Go through the lines below. Copy those with "title".

........

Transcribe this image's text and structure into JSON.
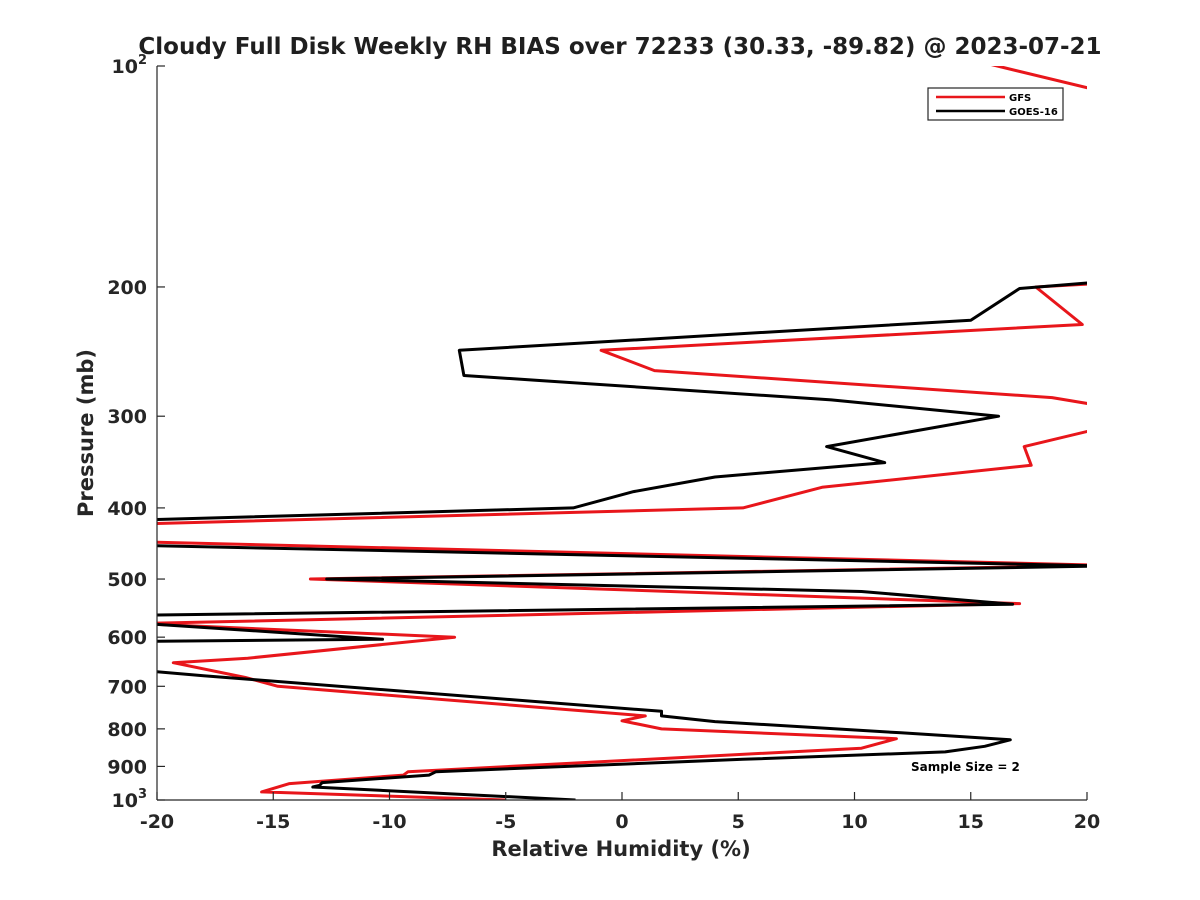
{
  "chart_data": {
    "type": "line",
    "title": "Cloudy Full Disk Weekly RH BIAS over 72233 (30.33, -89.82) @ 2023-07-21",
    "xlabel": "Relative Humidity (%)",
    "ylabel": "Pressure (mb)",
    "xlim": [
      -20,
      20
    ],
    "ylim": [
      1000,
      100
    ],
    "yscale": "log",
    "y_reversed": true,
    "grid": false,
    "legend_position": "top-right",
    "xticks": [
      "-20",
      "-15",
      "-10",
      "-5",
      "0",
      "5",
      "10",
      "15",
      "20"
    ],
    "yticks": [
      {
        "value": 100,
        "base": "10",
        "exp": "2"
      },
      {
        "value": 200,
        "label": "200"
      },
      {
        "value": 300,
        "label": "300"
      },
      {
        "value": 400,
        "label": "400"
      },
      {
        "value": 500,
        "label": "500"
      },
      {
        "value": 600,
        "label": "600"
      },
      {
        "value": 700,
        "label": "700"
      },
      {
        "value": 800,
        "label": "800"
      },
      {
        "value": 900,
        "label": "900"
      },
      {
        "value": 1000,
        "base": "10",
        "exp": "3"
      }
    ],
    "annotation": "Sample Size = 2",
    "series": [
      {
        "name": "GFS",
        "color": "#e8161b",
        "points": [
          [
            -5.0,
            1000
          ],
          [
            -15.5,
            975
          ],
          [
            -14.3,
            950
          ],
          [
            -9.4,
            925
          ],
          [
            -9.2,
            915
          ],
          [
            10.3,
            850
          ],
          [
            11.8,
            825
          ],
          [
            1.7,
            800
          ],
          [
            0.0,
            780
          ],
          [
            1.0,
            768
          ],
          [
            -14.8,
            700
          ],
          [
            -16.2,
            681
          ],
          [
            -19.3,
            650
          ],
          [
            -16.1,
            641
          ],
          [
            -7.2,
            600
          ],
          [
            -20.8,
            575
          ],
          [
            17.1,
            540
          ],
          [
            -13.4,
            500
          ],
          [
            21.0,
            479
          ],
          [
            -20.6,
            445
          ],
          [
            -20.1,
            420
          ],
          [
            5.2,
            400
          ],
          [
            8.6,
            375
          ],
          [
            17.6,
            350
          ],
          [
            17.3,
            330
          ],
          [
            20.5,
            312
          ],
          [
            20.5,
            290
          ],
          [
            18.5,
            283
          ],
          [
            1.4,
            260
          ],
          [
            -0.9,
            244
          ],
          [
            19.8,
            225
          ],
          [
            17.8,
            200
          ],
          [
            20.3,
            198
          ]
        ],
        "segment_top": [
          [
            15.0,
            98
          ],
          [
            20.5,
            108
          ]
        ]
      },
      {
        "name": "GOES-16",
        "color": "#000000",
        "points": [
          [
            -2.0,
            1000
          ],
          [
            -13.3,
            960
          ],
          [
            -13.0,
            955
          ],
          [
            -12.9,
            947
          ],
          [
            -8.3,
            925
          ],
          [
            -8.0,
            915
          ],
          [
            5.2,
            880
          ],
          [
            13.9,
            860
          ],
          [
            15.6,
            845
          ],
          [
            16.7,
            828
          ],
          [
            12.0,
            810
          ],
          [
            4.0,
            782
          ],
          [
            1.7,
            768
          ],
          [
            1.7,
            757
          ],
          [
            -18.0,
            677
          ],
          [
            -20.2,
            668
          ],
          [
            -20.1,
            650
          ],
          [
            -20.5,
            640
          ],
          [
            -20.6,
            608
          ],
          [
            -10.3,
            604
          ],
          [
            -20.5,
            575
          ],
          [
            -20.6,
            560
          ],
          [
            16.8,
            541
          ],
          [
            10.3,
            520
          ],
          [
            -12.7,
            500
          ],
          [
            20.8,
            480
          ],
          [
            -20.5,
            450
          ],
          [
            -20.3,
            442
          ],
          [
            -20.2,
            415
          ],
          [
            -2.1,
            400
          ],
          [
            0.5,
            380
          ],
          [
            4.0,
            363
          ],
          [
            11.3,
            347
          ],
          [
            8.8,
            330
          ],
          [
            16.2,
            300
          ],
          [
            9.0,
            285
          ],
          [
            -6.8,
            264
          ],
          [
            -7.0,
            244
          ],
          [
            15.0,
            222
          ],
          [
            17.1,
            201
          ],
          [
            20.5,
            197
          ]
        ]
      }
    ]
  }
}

........

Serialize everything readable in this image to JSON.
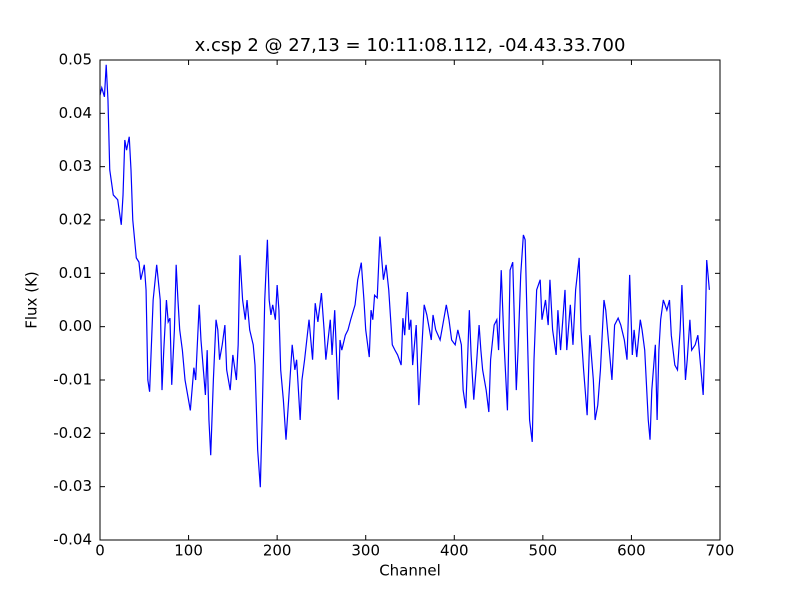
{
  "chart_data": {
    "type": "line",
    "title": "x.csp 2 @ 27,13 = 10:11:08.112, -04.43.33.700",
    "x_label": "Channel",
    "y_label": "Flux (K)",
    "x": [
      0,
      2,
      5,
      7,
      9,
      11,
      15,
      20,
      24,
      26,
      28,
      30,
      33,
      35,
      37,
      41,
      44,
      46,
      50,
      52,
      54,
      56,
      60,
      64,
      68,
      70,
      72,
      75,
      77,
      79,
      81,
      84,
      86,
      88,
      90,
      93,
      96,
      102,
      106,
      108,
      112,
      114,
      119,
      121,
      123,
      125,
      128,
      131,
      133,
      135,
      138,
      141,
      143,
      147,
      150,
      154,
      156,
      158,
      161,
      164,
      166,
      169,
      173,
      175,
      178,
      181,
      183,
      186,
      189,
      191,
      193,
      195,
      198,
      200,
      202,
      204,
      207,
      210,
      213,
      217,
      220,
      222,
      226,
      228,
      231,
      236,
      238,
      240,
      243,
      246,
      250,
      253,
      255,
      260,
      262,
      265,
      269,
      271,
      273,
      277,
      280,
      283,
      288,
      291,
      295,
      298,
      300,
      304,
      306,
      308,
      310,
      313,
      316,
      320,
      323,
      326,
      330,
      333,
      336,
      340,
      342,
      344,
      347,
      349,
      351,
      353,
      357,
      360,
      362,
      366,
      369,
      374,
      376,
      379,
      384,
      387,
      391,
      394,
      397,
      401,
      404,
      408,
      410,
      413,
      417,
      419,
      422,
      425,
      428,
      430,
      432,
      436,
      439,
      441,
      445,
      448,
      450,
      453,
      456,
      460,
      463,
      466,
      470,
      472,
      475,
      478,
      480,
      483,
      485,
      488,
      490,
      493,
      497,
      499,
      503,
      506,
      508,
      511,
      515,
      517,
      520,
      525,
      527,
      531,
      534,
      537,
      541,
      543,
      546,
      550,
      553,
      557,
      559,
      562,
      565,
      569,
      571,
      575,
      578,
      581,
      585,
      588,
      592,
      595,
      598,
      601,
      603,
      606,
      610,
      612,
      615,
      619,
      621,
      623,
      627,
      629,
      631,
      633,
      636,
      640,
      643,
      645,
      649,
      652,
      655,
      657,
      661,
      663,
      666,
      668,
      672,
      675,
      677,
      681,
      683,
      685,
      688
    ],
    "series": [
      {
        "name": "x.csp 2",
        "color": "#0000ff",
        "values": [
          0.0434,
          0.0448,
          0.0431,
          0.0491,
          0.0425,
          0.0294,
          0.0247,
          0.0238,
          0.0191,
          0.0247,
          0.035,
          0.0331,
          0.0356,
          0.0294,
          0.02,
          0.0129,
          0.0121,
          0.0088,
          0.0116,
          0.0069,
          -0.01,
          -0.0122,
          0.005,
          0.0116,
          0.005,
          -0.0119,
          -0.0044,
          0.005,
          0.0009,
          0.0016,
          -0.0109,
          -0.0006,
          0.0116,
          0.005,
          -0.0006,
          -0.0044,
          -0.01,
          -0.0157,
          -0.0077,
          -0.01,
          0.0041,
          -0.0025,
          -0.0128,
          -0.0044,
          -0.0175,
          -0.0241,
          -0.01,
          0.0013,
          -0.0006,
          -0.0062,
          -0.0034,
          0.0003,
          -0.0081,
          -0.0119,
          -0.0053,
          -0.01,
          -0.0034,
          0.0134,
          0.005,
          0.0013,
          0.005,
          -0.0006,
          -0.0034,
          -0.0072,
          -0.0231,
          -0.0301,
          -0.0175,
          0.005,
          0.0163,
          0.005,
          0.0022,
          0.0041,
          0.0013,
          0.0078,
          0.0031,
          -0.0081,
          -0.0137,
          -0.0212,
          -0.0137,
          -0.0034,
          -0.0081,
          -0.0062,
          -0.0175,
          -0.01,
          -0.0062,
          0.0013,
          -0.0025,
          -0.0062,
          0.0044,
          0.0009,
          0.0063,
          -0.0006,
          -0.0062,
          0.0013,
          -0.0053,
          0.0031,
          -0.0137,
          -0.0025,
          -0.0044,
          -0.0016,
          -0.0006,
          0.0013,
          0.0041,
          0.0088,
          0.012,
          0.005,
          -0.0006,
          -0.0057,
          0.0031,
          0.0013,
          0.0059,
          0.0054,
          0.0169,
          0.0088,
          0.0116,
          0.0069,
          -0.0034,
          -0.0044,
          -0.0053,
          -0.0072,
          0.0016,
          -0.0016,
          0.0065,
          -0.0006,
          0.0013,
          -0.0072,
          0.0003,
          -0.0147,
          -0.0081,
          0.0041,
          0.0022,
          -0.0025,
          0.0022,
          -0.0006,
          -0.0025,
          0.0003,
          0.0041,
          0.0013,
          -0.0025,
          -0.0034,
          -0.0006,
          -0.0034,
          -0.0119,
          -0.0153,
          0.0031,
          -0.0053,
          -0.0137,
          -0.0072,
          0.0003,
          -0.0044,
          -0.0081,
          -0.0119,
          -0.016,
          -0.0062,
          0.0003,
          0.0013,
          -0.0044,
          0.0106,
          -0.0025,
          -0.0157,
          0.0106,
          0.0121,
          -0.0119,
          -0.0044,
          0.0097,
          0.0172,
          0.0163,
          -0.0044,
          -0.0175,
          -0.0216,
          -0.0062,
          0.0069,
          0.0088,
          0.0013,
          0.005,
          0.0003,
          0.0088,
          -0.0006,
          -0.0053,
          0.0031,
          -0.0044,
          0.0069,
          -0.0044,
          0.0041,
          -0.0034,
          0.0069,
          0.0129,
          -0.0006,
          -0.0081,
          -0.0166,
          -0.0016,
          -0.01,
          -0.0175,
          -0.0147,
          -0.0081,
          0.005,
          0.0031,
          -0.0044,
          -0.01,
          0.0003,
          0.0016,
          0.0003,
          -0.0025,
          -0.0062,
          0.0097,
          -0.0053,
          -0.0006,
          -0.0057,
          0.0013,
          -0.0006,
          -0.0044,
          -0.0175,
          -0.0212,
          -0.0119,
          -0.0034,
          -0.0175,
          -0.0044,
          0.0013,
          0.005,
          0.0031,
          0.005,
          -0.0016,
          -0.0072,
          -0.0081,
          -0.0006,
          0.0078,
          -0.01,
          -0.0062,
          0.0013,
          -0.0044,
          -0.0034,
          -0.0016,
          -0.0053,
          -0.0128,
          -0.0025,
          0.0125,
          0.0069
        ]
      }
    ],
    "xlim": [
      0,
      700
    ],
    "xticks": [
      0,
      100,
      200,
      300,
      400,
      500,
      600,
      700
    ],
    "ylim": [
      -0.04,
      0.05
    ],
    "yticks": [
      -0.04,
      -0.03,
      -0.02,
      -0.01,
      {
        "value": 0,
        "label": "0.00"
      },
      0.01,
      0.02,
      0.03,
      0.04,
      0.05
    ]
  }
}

........

*Exercise answer*:
    "title": "Cloudy Full Disk Weekly RH BIAS over 72233 (30.33, -89.82) @ 2023-07-21",
    "title": "x.csp 2 @ 27,13 = 10:11:08.112, -04.43.33.700",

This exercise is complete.